Listed entries:
>>>>

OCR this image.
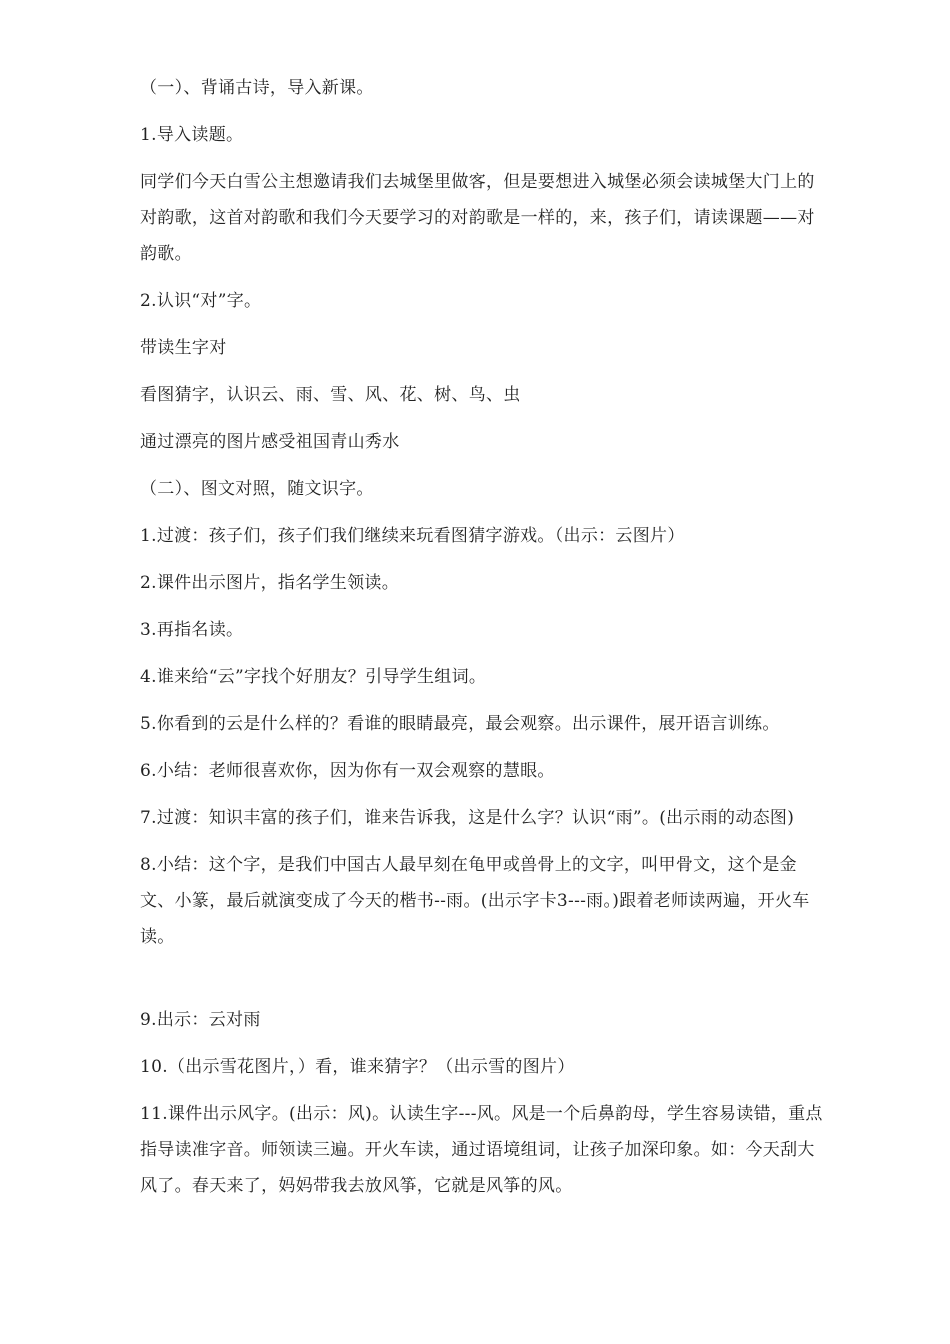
（一）、背诵古诗，导入新课。

1.导入读题。

同学们今天白雪公主想邀请我们去城堡里做客，但是要想进入城堡必须会读城堡大门上的对韵歌，这首对韵歌和我们今天要学习的对韵歌是一样的，来，孩子们，请读课题——对韵歌。

2.认识“对”字。

带读生字对

看图猜字，认识云、雨、雪、风、花、树、鸟、虫

通过漂亮的图片感受祖国青山秀水

（二）、图文对照，随文识字。

1.过渡：孩子们，孩子们我们继续来玩看图猜字游戏。（出示：云图片）

2.课件出示图片，指名学生领读。

3.再指名读。

4.谁来给“云”字找个好朋友？引导学生组词。

5.你看到的云是什么样的？看谁的眼睛最亮，最会观察。出示课件，展开语言训练。

6.小结：老师很喜欢你，因为你有一双会观察的慧眼。

7.过渡：知识丰富的孩子们，谁来告诉我，这是什么字？认识“雨”。(出示雨的动态图)

8.小结：这个字，是我们中国古人最早刻在龟甲或兽骨上的文字，叫甲骨文，这个是金文、小篆，最后就演变成了今天的楷书--雨。(出示字卡3---雨。)跟着老师读两遍，开火车读。

9.出示：云对雨

10.（出示雪花图片，）看，谁来猜字？（出示雪的图片）

11.课件出示风字。(出示：风)。认读生字---风。风是一个后鼻韵母，学生容易读错，重点指导读准字音。师领读三遍。开火车读，通过语境组词，让孩子加深印象。如：今天刮大风了。春天来了，妈妈带我去放风筝，它就是风筝的风。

<<<<

Task goal:
With the pictures omitted, reproduce the records in full and exactly.

Full solution:
OCR this image.
（一）、背诵古诗，导入新课。

1.导入读题。

同学们今天白雪公主想邀请我们去城堡里做客，但是要想进入城堡必须会读城堡大门上的对韵歌，这首对韵歌和我们今天要学习的对韵歌是一样的，来，孩子们，请读课题——对韵歌。

2.认识“对”字。

带读生字对

看图猜字，认识云、雨、雪、风、花、树、鸟、虫

通过漂亮的图片感受祖国青山秀水

（二）、图文对照，随文识字。

1.过渡：孩子们，孩子们我们继续来玩看图猜字游戏。（出示：云图片）

2.课件出示图片，指名学生领读。

3.再指名读。

4.谁来给“云”字找个好朋友？引导学生组词。

5.你看到的云是什么样的？看谁的眼睛最亮，最会观察。出示课件，展开语言训练。

6.小结：老师很喜欢你，因为你有一双会观察的慧眼。

7.过渡：知识丰富的孩子们，谁来告诉我，这是什么字？认识“雨”。(出示雨的动态图)

8.小结：这个字，是我们中国古人最早刻在龟甲或兽骨上的文字，叫甲骨文，这个是金文、小篆，最后就演变成了今天的楷书--雨。(出示字卡3---雨。)跟着老师读两遍，开火车读。

9.出示：云对雨

10.（出示雪花图片，）看，谁来猜字？（出示雪的图片）

11.课件出示风字。(出示：风)。认读生字---风。风是一个后鼻韵母，学生容易读错，重点指导读准字音。师领读三遍。开火车读，通过语境组词，让孩子加深印象。如：今天刮大风了。春天来了，妈妈带我去放风筝，它就是风筝的风。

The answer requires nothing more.